### The exercise
Quote the listing in full, exactly as given, minus any pictures.

Records excerpted from a collection:

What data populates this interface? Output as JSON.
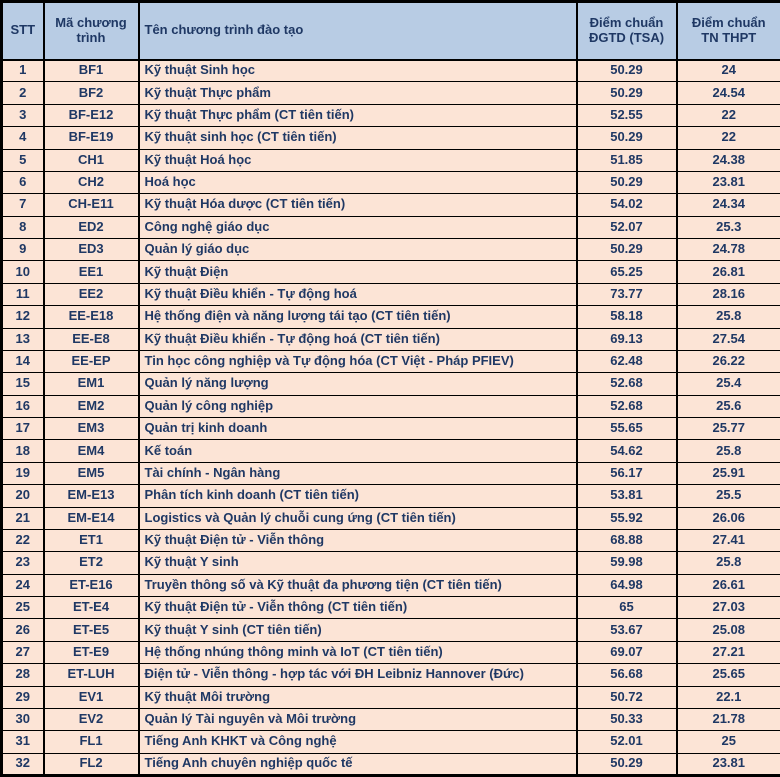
{
  "colors": {
    "header_bg": "#b8cce4",
    "row_bg": "#fce4d6",
    "text": "#1f3864",
    "border": "#000000"
  },
  "table": {
    "columns": [
      "STT",
      "Mã chương trình",
      "Tên chương trình đào tạo",
      "Điểm chuẩn ĐGTD (TSA)",
      "Điểm chuẩn TN THPT"
    ],
    "rows": [
      {
        "stt": "1",
        "code": "BF1",
        "name": "Kỹ thuật Sinh học",
        "tsa": "50.29",
        "thpt": "24"
      },
      {
        "stt": "2",
        "code": "BF2",
        "name": "Kỹ thuật Thực phẩm",
        "tsa": "50.29",
        "thpt": "24.54"
      },
      {
        "stt": "3",
        "code": "BF-E12",
        "name": "Kỹ thuật Thực phẩm (CT tiên tiến)",
        "tsa": "52.55",
        "thpt": "22"
      },
      {
        "stt": "4",
        "code": "BF-E19",
        "name": "Kỹ thuật sinh học (CT tiên tiến)",
        "tsa": "50.29",
        "thpt": "22"
      },
      {
        "stt": "5",
        "code": "CH1",
        "name": "Kỹ thuật Hoá học",
        "tsa": "51.85",
        "thpt": "24.38"
      },
      {
        "stt": "6",
        "code": "CH2",
        "name": "Hoá học",
        "tsa": "50.29",
        "thpt": "23.81"
      },
      {
        "stt": "7",
        "code": "CH-E11",
        "name": "Kỹ thuật Hóa dược (CT tiên tiến)",
        "tsa": "54.02",
        "thpt": "24.34"
      },
      {
        "stt": "8",
        "code": "ED2",
        "name": "Công nghệ giáo dục",
        "tsa": "52.07",
        "thpt": "25.3"
      },
      {
        "stt": "9",
        "code": "ED3",
        "name": "Quản lý giáo dục",
        "tsa": "50.29",
        "thpt": "24.78"
      },
      {
        "stt": "10",
        "code": "EE1",
        "name": "Kỹ thuật Điện",
        "tsa": "65.25",
        "thpt": "26.81"
      },
      {
        "stt": "11",
        "code": "EE2",
        "name": "Kỹ thuật Điều khiển - Tự động hoá",
        "tsa": "73.77",
        "thpt": "28.16"
      },
      {
        "stt": "12",
        "code": "EE-E18",
        "name": "Hệ thống điện và năng lượng tái tạo (CT tiên tiến)",
        "tsa": "58.18",
        "thpt": "25.8"
      },
      {
        "stt": "13",
        "code": "EE-E8",
        "name": "Kỹ thuật Điều khiển - Tự động hoá (CT tiên tiến)",
        "tsa": "69.13",
        "thpt": "27.54"
      },
      {
        "stt": "14",
        "code": "EE-EP",
        "name": "Tin học công nghiệp và Tự động hóa (CT Việt - Pháp PFIEV)",
        "tsa": "62.48",
        "thpt": "26.22"
      },
      {
        "stt": "15",
        "code": "EM1",
        "name": "Quản lý năng lượng",
        "tsa": "52.68",
        "thpt": "25.4"
      },
      {
        "stt": "16",
        "code": "EM2",
        "name": "Quản lý công nghiệp",
        "tsa": "52.68",
        "thpt": "25.6"
      },
      {
        "stt": "17",
        "code": "EM3",
        "name": "Quản trị kinh doanh",
        "tsa": "55.65",
        "thpt": "25.77"
      },
      {
        "stt": "18",
        "code": "EM4",
        "name": "Kế toán",
        "tsa": "54.62",
        "thpt": "25.8"
      },
      {
        "stt": "19",
        "code": "EM5",
        "name": "Tài chính - Ngân hàng",
        "tsa": "56.17",
        "thpt": "25.91"
      },
      {
        "stt": "20",
        "code": "EM-E13",
        "name": "Phân tích kinh doanh (CT tiên tiến)",
        "tsa": "53.81",
        "thpt": "25.5"
      },
      {
        "stt": "21",
        "code": "EM-E14",
        "name": "Logistics và Quản lý chuỗi cung ứng (CT tiên tiến)",
        "tsa": "55.92",
        "thpt": "26.06"
      },
      {
        "stt": "22",
        "code": "ET1",
        "name": "Kỹ thuật Điện tử - Viễn thông",
        "tsa": "68.88",
        "thpt": "27.41"
      },
      {
        "stt": "23",
        "code": "ET2",
        "name": "Kỹ thuật Y sinh",
        "tsa": "59.98",
        "thpt": "25.8"
      },
      {
        "stt": "24",
        "code": "ET-E16",
        "name": "Truyền thông số và Kỹ thuật đa phương tiện (CT tiên tiến)",
        "tsa": "64.98",
        "thpt": "26.61"
      },
      {
        "stt": "25",
        "code": "ET-E4",
        "name": "Kỹ thuật Điện tử - Viễn thông (CT tiên tiến)",
        "tsa": "65",
        "thpt": "27.03"
      },
      {
        "stt": "26",
        "code": "ET-E5",
        "name": "Kỹ thuật Y sinh (CT tiên tiến)",
        "tsa": "53.67",
        "thpt": "25.08"
      },
      {
        "stt": "27",
        "code": "ET-E9",
        "name": "Hệ thống nhúng thông minh và IoT (CT tiên tiến)",
        "tsa": "69.07",
        "thpt": "27.21"
      },
      {
        "stt": "28",
        "code": "ET-LUH",
        "name": "Điện tử - Viễn thông - hợp tác với ĐH Leibniz Hannover (Đức)",
        "tsa": "56.68",
        "thpt": "25.65"
      },
      {
        "stt": "29",
        "code": "EV1",
        "name": "Kỹ thuật Môi trường",
        "tsa": "50.72",
        "thpt": "22.1"
      },
      {
        "stt": "30",
        "code": "EV2",
        "name": "Quản lý Tài nguyên và Môi trường",
        "tsa": "50.33",
        "thpt": "21.78"
      },
      {
        "stt": "31",
        "code": "FL1",
        "name": "Tiếng Anh KHKT và Công nghệ",
        "tsa": "52.01",
        "thpt": "25"
      },
      {
        "stt": "32",
        "code": "FL2",
        "name": "Tiếng Anh chuyên nghiệp quốc tế",
        "tsa": "50.29",
        "thpt": "23.81"
      }
    ]
  }
}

### Response for this exercise
What data populates this interface? Output as JSON.
{
  "colors": {
    "header_bg": "#b8cce4",
    "row_bg": "#fce4d6",
    "text": "#1f3864",
    "border": "#000000"
  },
  "table": {
    "columns": [
      "STT",
      "Mã chương trình",
      "Tên chương trình đào tạo",
      "Điểm chuẩn ĐGTD (TSA)",
      "Điểm chuẩn TN THPT"
    ],
    "rows": [
      {
        "stt": "1",
        "code": "BF1",
        "name": "Kỹ thuật Sinh học",
        "tsa": "50.29",
        "thpt": "24"
      },
      {
        "stt": "2",
        "code": "BF2",
        "name": "Kỹ thuật Thực phẩm",
        "tsa": "50.29",
        "thpt": "24.54"
      },
      {
        "stt": "3",
        "code": "BF-E12",
        "name": "Kỹ thuật Thực phẩm (CT tiên tiến)",
        "tsa": "52.55",
        "thpt": "22"
      },
      {
        "stt": "4",
        "code": "BF-E19",
        "name": "Kỹ thuật sinh học (CT tiên tiến)",
        "tsa": "50.29",
        "thpt": "22"
      },
      {
        "stt": "5",
        "code": "CH1",
        "name": "Kỹ thuật Hoá học",
        "tsa": "51.85",
        "thpt": "24.38"
      },
      {
        "stt": "6",
        "code": "CH2",
        "name": "Hoá học",
        "tsa": "50.29",
        "thpt": "23.81"
      },
      {
        "stt": "7",
        "code": "CH-E11",
        "name": "Kỹ thuật Hóa dược (CT tiên tiến)",
        "tsa": "54.02",
        "thpt": "24.34"
      },
      {
        "stt": "8",
        "code": "ED2",
        "name": "Công nghệ giáo dục",
        "tsa": "52.07",
        "thpt": "25.3"
      },
      {
        "stt": "9",
        "code": "ED3",
        "name": "Quản lý giáo dục",
        "tsa": "50.29",
        "thpt": "24.78"
      },
      {
        "stt": "10",
        "code": "EE1",
        "name": "Kỹ thuật Điện",
        "tsa": "65.25",
        "thpt": "26.81"
      },
      {
        "stt": "11",
        "code": "EE2",
        "name": "Kỹ thuật Điều khiển - Tự động hoá",
        "tsa": "73.77",
        "thpt": "28.16"
      },
      {
        "stt": "12",
        "code": "EE-E18",
        "name": "Hệ thống điện và năng lượng tái tạo (CT tiên tiến)",
        "tsa": "58.18",
        "thpt": "25.8"
      },
      {
        "stt": "13",
        "code": "EE-E8",
        "name": "Kỹ thuật Điều khiển - Tự động hoá (CT tiên tiến)",
        "tsa": "69.13",
        "thpt": "27.54"
      },
      {
        "stt": "14",
        "code": "EE-EP",
        "name": "Tin học công nghiệp và Tự động hóa (CT Việt - Pháp PFIEV)",
        "tsa": "62.48",
        "thpt": "26.22"
      },
      {
        "stt": "15",
        "code": "EM1",
        "name": "Quản lý năng lượng",
        "tsa": "52.68",
        "thpt": "25.4"
      },
      {
        "stt": "16",
        "code": "EM2",
        "name": "Quản lý công nghiệp",
        "tsa": "52.68",
        "thpt": "25.6"
      },
      {
        "stt": "17",
        "code": "EM3",
        "name": "Quản trị kinh doanh",
        "tsa": "55.65",
        "thpt": "25.77"
      },
      {
        "stt": "18",
        "code": "EM4",
        "name": "Kế toán",
        "tsa": "54.62",
        "thpt": "25.8"
      },
      {
        "stt": "19",
        "code": "EM5",
        "name": "Tài chính - Ngân hàng",
        "tsa": "56.17",
        "thpt": "25.91"
      },
      {
        "stt": "20",
        "code": "EM-E13",
        "name": "Phân tích kinh doanh (CT tiên tiến)",
        "tsa": "53.81",
        "thpt": "25.5"
      },
      {
        "stt": "21",
        "code": "EM-E14",
        "name": "Logistics và Quản lý chuỗi cung ứng (CT tiên tiến)",
        "tsa": "55.92",
        "thpt": "26.06"
      },
      {
        "stt": "22",
        "code": "ET1",
        "name": "Kỹ thuật Điện tử - Viễn thông",
        "tsa": "68.88",
        "thpt": "27.41"
      },
      {
        "stt": "23",
        "code": "ET2",
        "name": "Kỹ thuật Y sinh",
        "tsa": "59.98",
        "thpt": "25.8"
      },
      {
        "stt": "24",
        "code": "ET-E16",
        "name": "Truyền thông số và Kỹ thuật đa phương tiện (CT tiên tiến)",
        "tsa": "64.98",
        "thpt": "26.61"
      },
      {
        "stt": "25",
        "code": "ET-E4",
        "name": "Kỹ thuật Điện tử - Viễn thông (CT tiên tiến)",
        "tsa": "65",
        "thpt": "27.03"
      },
      {
        "stt": "26",
        "code": "ET-E5",
        "name": "Kỹ thuật Y sinh (CT tiên tiến)",
        "tsa": "53.67",
        "thpt": "25.08"
      },
      {
        "stt": "27",
        "code": "ET-E9",
        "name": "Hệ thống nhúng thông minh và IoT (CT tiên tiến)",
        "tsa": "69.07",
        "thpt": "27.21"
      },
      {
        "stt": "28",
        "code": "ET-LUH",
        "name": "Điện tử - Viễn thông - hợp tác với ĐH Leibniz Hannover (Đức)",
        "tsa": "56.68",
        "thpt": "25.65"
      },
      {
        "stt": "29",
        "code": "EV1",
        "name": "Kỹ thuật Môi trường",
        "tsa": "50.72",
        "thpt": "22.1"
      },
      {
        "stt": "30",
        "code": "EV2",
        "name": "Quản lý Tài nguyên và Môi trường",
        "tsa": "50.33",
        "thpt": "21.78"
      },
      {
        "stt": "31",
        "code": "FL1",
        "name": "Tiếng Anh KHKT và Công nghệ",
        "tsa": "52.01",
        "thpt": "25"
      },
      {
        "stt": "32",
        "code": "FL2",
        "name": "Tiếng Anh chuyên nghiệp quốc tế",
        "tsa": "50.29",
        "thpt": "23.81"
      }
    ]
  }
}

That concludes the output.